Task details |
Please state how many lines in the records contain the string "koutem", with no words besides the number.

======== Data to process

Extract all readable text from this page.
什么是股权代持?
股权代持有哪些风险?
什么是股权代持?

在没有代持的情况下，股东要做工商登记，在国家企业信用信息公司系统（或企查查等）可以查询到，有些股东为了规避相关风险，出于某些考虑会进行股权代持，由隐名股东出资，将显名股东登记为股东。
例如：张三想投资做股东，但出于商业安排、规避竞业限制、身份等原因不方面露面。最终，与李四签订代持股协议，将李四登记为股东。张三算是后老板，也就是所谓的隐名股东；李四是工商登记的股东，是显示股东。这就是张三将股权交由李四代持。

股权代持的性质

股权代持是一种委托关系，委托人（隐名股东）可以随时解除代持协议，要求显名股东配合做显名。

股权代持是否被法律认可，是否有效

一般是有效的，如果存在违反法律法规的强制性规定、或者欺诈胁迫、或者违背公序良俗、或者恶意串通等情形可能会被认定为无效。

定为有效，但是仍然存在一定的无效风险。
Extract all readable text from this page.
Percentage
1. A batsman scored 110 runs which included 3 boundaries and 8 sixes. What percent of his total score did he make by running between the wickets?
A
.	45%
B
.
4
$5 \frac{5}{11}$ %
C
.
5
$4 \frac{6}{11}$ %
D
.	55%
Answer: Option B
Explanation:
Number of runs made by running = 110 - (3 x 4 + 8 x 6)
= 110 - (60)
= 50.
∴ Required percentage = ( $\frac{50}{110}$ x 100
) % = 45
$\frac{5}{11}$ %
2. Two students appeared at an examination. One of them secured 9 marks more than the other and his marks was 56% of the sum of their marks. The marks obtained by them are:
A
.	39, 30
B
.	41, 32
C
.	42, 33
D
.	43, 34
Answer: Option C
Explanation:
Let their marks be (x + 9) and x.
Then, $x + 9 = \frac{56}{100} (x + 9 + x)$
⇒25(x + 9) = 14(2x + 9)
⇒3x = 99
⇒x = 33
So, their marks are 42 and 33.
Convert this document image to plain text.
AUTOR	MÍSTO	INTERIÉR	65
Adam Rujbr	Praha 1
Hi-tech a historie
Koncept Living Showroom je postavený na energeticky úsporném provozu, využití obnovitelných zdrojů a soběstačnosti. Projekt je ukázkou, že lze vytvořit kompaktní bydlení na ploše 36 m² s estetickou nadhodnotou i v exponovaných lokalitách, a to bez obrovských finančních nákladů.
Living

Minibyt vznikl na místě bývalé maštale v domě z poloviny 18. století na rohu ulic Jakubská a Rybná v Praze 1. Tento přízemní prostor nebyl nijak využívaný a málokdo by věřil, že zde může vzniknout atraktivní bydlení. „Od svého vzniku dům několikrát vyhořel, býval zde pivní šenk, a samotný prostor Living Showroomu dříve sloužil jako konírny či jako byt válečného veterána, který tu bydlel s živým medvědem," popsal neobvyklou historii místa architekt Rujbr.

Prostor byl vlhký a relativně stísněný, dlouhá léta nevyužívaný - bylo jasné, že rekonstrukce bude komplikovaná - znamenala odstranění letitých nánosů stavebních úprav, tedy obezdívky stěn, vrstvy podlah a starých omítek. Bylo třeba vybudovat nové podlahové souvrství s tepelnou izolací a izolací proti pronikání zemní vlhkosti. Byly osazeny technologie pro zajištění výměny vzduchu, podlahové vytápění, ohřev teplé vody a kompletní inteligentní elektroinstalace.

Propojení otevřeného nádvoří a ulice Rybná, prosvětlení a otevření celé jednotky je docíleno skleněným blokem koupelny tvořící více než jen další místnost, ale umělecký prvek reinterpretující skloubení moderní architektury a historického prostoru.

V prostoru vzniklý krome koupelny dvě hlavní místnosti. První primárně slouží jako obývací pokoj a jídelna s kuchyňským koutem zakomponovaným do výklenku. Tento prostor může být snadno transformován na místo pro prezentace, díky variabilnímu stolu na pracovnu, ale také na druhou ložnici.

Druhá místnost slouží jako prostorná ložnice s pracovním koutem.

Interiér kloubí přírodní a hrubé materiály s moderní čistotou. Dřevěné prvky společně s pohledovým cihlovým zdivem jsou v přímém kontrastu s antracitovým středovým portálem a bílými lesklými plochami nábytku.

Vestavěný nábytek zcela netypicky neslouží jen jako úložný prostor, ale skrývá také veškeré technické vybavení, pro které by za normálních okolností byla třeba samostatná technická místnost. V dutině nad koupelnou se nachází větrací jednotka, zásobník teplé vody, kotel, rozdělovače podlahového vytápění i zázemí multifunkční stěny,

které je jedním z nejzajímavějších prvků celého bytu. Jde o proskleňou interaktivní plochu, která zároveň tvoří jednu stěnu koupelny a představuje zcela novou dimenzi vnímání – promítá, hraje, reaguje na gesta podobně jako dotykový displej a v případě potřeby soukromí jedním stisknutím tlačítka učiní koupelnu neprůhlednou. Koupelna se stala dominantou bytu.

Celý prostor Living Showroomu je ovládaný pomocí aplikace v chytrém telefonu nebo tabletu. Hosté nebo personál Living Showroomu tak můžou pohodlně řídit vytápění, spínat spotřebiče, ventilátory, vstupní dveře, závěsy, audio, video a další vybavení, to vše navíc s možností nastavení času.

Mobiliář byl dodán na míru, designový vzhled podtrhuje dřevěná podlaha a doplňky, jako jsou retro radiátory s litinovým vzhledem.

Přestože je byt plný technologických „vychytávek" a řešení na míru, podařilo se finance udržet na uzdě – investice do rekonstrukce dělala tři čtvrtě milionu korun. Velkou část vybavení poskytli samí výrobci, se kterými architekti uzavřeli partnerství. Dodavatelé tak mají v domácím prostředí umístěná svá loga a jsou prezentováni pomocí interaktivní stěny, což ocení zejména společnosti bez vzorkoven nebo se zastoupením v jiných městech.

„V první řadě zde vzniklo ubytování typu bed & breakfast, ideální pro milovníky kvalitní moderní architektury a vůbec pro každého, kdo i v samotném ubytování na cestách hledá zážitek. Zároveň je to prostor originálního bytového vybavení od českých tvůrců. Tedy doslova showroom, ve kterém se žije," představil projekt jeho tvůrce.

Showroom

================

Full response |
2